**What to do**: Search the data for the word "TODO". Reproduce every line where it is found.
.....
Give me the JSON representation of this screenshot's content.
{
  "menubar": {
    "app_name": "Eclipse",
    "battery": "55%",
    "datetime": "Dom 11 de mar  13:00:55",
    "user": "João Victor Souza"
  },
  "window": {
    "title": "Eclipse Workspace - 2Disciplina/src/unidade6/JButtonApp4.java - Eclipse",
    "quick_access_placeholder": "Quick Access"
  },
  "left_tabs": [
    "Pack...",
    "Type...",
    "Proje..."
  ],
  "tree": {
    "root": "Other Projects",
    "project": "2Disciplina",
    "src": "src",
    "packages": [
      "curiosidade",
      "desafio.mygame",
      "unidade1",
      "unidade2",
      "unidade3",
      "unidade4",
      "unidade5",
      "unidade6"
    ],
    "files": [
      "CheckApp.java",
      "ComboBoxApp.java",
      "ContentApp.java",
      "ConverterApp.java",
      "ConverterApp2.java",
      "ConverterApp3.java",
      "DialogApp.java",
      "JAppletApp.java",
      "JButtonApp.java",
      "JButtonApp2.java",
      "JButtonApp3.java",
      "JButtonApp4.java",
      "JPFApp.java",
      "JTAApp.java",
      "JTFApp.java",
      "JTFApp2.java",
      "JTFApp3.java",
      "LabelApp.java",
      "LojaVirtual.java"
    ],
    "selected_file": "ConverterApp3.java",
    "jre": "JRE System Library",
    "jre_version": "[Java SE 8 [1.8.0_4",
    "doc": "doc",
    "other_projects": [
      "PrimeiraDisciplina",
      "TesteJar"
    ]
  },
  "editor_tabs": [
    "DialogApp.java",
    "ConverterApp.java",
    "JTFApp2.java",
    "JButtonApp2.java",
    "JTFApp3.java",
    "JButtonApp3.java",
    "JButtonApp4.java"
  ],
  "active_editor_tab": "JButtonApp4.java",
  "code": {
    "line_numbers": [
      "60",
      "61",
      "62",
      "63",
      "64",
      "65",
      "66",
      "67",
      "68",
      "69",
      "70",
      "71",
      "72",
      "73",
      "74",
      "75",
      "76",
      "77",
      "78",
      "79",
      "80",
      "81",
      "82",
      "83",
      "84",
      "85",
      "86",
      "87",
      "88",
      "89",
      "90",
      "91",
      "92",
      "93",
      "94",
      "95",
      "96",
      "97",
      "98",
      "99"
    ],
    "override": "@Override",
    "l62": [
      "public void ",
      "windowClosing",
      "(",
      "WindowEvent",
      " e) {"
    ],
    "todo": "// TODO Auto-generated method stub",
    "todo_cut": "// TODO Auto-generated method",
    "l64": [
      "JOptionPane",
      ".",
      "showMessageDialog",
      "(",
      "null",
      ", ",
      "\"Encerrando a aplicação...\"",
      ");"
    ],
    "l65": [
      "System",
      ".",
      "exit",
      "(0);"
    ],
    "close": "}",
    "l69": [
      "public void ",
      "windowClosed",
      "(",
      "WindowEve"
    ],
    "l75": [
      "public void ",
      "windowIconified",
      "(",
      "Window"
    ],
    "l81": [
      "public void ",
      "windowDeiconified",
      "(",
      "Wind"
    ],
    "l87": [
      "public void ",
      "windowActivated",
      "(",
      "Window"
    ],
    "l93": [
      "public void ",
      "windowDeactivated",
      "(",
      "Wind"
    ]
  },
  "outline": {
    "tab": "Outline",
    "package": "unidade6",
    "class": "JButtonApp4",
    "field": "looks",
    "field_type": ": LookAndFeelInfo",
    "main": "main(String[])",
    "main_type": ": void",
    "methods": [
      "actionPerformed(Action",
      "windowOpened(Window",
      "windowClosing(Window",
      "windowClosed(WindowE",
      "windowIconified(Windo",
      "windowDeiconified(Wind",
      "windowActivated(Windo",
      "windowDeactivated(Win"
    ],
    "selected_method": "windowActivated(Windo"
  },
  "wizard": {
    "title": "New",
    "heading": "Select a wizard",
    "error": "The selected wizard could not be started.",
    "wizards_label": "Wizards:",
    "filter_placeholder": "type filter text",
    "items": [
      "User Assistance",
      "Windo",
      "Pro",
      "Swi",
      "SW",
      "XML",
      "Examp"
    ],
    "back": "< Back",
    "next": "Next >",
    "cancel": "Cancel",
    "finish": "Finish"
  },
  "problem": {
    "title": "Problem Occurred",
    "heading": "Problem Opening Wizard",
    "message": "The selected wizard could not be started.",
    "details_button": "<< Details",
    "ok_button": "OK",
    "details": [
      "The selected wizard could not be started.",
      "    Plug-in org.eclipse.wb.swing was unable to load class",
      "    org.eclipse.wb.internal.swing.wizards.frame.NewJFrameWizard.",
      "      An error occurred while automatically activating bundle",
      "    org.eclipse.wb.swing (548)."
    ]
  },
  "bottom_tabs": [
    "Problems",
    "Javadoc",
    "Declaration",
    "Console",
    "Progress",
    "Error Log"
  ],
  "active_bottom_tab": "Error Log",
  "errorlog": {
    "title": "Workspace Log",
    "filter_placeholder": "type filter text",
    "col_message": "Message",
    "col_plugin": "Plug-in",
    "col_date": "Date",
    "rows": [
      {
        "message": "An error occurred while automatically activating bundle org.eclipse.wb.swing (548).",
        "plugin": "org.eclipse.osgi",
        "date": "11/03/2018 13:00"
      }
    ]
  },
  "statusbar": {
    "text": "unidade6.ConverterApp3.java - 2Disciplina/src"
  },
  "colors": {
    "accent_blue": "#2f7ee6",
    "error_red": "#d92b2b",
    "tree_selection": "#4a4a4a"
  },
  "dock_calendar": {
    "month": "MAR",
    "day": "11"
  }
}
.....
**Final result**:
    "todo": "// TODO Auto-generated method stub",
    "todo_cut": "// TODO Auto-generated method",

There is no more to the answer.